DESCRIPTION OF THE TASK: Restate each of the lines below word for word and drop every picture.
[start of MATERIAL]
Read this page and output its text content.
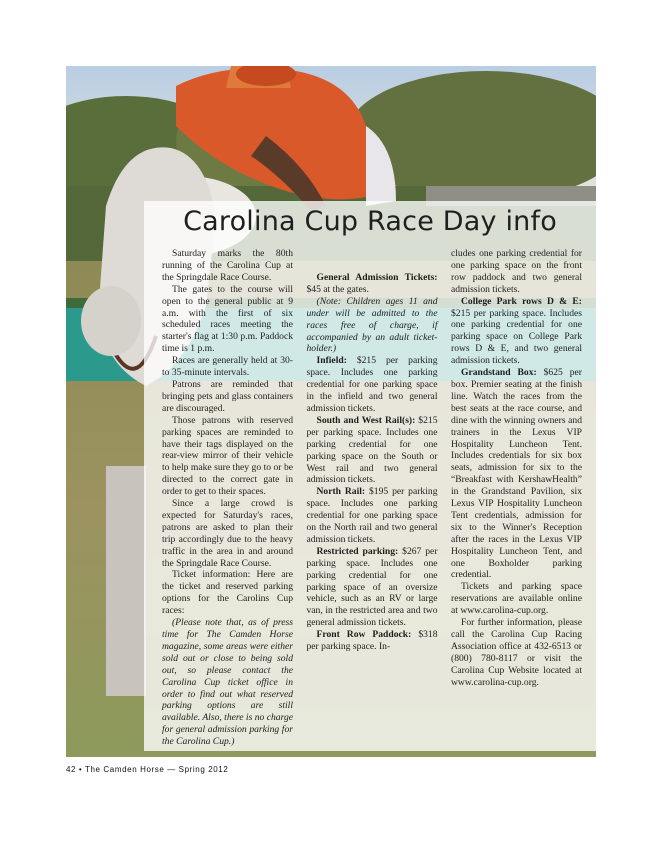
Carolina Cup Race Day info

Saturday marks the 80th running of the Carolina Cup at the Springdale Race Course.

The gates to the course will open to the general public at 9 a.m. with the first of six scheduled races meeting the starter's flag at 1:30 p.m. Paddock time is 1 p.m.

Races are generally held at 30- to 35-minute intervals.

Patrons are reminded that bringing pets and glass containers are discouraged.

Those patrons with reserved parking spaces are reminded to have their tags displayed on the rear-view mirror of their vehicle to help make sure they go to or be directed to the correct gate in order to get to their spaces.

Since a large crowd is expected for Saturday's races, patrons are asked to plan their trip accordingly due to the heavy traffic in the area in and around the Springdale Race Course.

Ticket information: Here are the ticket and reserved parking options for the Carolins Cup races:

(Please note that, as of press time for The Camden Horse magazine, some areas were either sold out or close to being sold out, so please contact the Carolina Cup ticket office in order to find out what reserved parking options are still available. Also, there is no charge for general admission parking for the Carolina Cup.)

General Admission Tickets: $45 at the gates.

(Note: Children ages 11 and under will be admitted to the races free of charge, if accompanied by an adult ticket-holder.)

Infield: $215 per parking space. Includes one parking credential for one parking space in the infield and two general admission tickets.

South and West Rail(s): $215 per parking space. Includes one parking credential for one parking space on the South or West rail and two general admission tickets.

North Rail: $195 per parking space. Includes one parking credential for one parking space on the North rail and two general admission tickets.

Restricted parking: $267 per parking space. Includes one parking credential for one parking space of an oversize vehicle, such as an RV or large van, in the restricted area and two general admission tickets.

Front Row Paddock: $318 per parking space. In-

cludes one parking credential for one parking space on the front row paddock and two general admission tickets.

College Park rows D & E: $215 per parking space. Includes one parking credential for one parking space on College Park rows D & E, and two general admission tickets.

Grandstand Box: $625 per box. Premier seating at the finish line. Watch the races from the best seats at the race course, and dine with the winning owners and trainers in the Lexus VIP Hospitality Luncheon Tent. Includes credentials for six box seats, admission for six to the “Breakfast with KershawHealth” in the Grandstand Pavilion, six Lexus VIP Hospitality Luncheon Tent credentials, admission for six to the Winner's Reception after the races in the Lexus VIP Hospitality Luncheon Tent, and one Boxholder parking credential.

Tickets and parking space reservations are available online at www.carolina-cup.org.

For further information, please call the Carolina Cup Racing Association office at 432-6513 or (800) 780-8117 or visit the Carolina Cup Website located at www.carolina-cup.org.

42 • The Camden Horse — Spring 2012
[end of MATERIAL]
RESULT OF THIS TASK:
Read this page and output its text content.
Carolina Cup Race Day info

Saturday marks the 80th running of the Carolina Cup at the Springdale Race Course.

The gates to the course will open to the general public at 9 a.m. with the first of six scheduled races meeting the starter's flag at 1:30 p.m. Paddock time is 1 p.m.

Races are generally held at 30- to 35-minute intervals.

Patrons are reminded that bringing pets and glass containers are discouraged.

Those patrons with reserved parking spaces are reminded to have their tags displayed on the rear-view mirror of their vehicle to help make sure they go to or be directed to the correct gate in order to get to their spaces.

Since a large crowd is expected for Saturday's races, patrons are asked to plan their trip accordingly due to the heavy traffic in the area in and around the Springdale Race Course.

Ticket information: Here are the ticket and reserved parking options for the Carolins Cup races:

(Please note that, as of press time for The Camden Horse magazine, some areas were either sold out or close to being sold out, so please contact the Carolina Cup ticket office in order to find out what reserved parking options are still available. Also, there is no charge for general admission parking for the Carolina Cup.)

General Admission Tickets: $45 at the gates.

(Note: Children ages 11 and under will be admitted to the races free of charge, if accompanied by an adult ticket-holder.)

Infield: $215 per parking space. Includes one parking credential for one parking space in the infield and two general admission tickets.

South and West Rail(s): $215 per parking space. Includes one parking credential for one parking space on the South or West rail and two general admission tickets.

North Rail: $195 per parking space. Includes one parking credential for one parking space on the North rail and two general admission tickets.

Restricted parking: $267 per parking space. Includes one parking credential for one parking space of an oversize vehicle, such as an RV or large van, in the restricted area and two general admission tickets.

Front Row Paddock: $318 per parking space. In-

cludes one parking credential for one parking space on the front row paddock and two general admission tickets.

College Park rows D & E: $215 per parking space. Includes one parking credential for one parking space on College Park rows D & E, and two general admission tickets.

Grandstand Box: $625 per box. Premier seating at the finish line. Watch the races from the best seats at the race course, and dine with the winning owners and trainers in the Lexus VIP Hospitality Luncheon Tent. Includes credentials for six box seats, admission for six to the “Breakfast with KershawHealth” in the Grandstand Pavilion, six Lexus VIP Hospitality Luncheon Tent credentials, admission for six to the Winner's Reception after the races in the Lexus VIP Hospitality Luncheon Tent, and one Boxholder parking credential.

Tickets and parking space reservations are available online at www.carolina-cup.org.

For further information, please call the Carolina Cup Racing Association office at 432-6513 or (800) 780-8117 or visit the Carolina Cup Website located at www.carolina-cup.org.

42 • The Camden Horse — Spring 2012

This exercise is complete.